WHAT THE TASK REQUIRES:
Each line below either holds the string "this" or doesn't. Count those that do and give only the number.

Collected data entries
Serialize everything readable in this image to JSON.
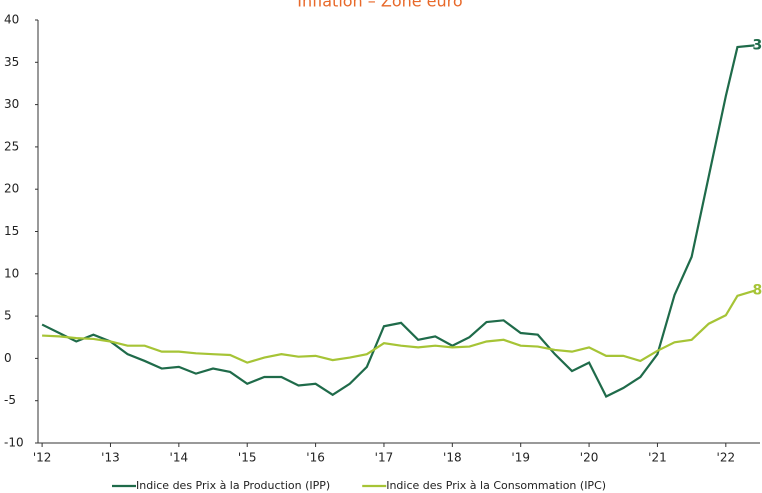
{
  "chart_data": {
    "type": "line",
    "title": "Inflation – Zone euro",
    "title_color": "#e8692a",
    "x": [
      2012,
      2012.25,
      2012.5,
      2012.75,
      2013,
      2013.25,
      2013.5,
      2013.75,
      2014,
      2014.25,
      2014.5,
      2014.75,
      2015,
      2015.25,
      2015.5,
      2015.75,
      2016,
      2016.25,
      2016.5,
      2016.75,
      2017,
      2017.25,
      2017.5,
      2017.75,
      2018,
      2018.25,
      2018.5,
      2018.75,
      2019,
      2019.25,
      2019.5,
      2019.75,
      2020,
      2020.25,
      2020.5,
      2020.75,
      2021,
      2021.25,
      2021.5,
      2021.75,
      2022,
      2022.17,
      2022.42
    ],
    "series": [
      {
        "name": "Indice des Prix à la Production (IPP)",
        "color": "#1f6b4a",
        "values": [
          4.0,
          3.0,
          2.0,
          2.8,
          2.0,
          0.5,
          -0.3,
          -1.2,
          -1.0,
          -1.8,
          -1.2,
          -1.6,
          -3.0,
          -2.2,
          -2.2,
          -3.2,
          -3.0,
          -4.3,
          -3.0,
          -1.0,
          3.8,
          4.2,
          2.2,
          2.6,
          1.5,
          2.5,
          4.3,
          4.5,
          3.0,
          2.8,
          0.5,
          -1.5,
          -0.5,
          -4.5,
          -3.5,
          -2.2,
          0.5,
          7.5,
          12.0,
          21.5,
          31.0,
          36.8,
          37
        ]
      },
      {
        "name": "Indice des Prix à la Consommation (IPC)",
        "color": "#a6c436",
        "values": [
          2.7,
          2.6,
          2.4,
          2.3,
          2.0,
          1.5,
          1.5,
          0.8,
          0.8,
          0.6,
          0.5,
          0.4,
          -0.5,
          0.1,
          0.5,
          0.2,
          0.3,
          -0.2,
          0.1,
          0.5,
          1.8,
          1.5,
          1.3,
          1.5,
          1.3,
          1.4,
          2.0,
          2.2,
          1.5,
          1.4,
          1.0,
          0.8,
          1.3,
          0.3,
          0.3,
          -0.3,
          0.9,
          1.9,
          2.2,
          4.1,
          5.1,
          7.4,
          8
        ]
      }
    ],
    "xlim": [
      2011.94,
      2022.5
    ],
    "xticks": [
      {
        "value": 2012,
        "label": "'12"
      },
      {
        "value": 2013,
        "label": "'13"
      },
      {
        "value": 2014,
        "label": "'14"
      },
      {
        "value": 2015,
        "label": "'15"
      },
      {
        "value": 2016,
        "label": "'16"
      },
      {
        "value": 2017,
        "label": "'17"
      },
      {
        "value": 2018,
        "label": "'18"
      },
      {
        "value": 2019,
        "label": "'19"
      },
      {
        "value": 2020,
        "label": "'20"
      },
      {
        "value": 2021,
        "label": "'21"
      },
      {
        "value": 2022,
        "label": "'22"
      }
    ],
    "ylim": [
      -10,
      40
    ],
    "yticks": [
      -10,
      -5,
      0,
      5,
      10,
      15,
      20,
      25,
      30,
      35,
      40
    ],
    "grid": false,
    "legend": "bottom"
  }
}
--
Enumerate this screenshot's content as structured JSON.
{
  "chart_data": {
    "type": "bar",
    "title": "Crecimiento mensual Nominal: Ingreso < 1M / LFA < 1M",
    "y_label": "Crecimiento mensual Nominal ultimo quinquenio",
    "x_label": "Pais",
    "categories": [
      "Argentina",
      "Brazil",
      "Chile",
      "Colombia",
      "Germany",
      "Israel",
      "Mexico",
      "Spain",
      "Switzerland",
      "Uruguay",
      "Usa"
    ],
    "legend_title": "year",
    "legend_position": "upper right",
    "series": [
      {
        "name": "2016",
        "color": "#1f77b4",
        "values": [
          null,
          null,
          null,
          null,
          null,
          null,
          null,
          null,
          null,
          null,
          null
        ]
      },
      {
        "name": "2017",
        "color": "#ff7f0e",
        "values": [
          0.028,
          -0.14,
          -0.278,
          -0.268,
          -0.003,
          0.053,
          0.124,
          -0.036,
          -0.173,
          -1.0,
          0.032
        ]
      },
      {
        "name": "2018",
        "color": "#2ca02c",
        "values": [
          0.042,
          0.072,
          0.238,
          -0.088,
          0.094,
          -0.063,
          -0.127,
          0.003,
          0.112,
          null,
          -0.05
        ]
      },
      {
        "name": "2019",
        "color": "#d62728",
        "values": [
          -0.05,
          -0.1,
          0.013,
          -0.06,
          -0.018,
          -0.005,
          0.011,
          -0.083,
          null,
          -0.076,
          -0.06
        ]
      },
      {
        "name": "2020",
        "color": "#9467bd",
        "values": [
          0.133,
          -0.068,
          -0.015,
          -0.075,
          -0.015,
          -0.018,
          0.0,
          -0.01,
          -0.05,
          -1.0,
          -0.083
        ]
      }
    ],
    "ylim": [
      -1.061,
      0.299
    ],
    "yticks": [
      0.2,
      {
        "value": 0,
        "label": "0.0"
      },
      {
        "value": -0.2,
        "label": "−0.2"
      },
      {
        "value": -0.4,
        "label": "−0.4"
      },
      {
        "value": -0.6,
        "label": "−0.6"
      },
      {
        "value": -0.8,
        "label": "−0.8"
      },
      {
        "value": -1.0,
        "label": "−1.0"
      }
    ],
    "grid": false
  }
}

RESPONSE:
2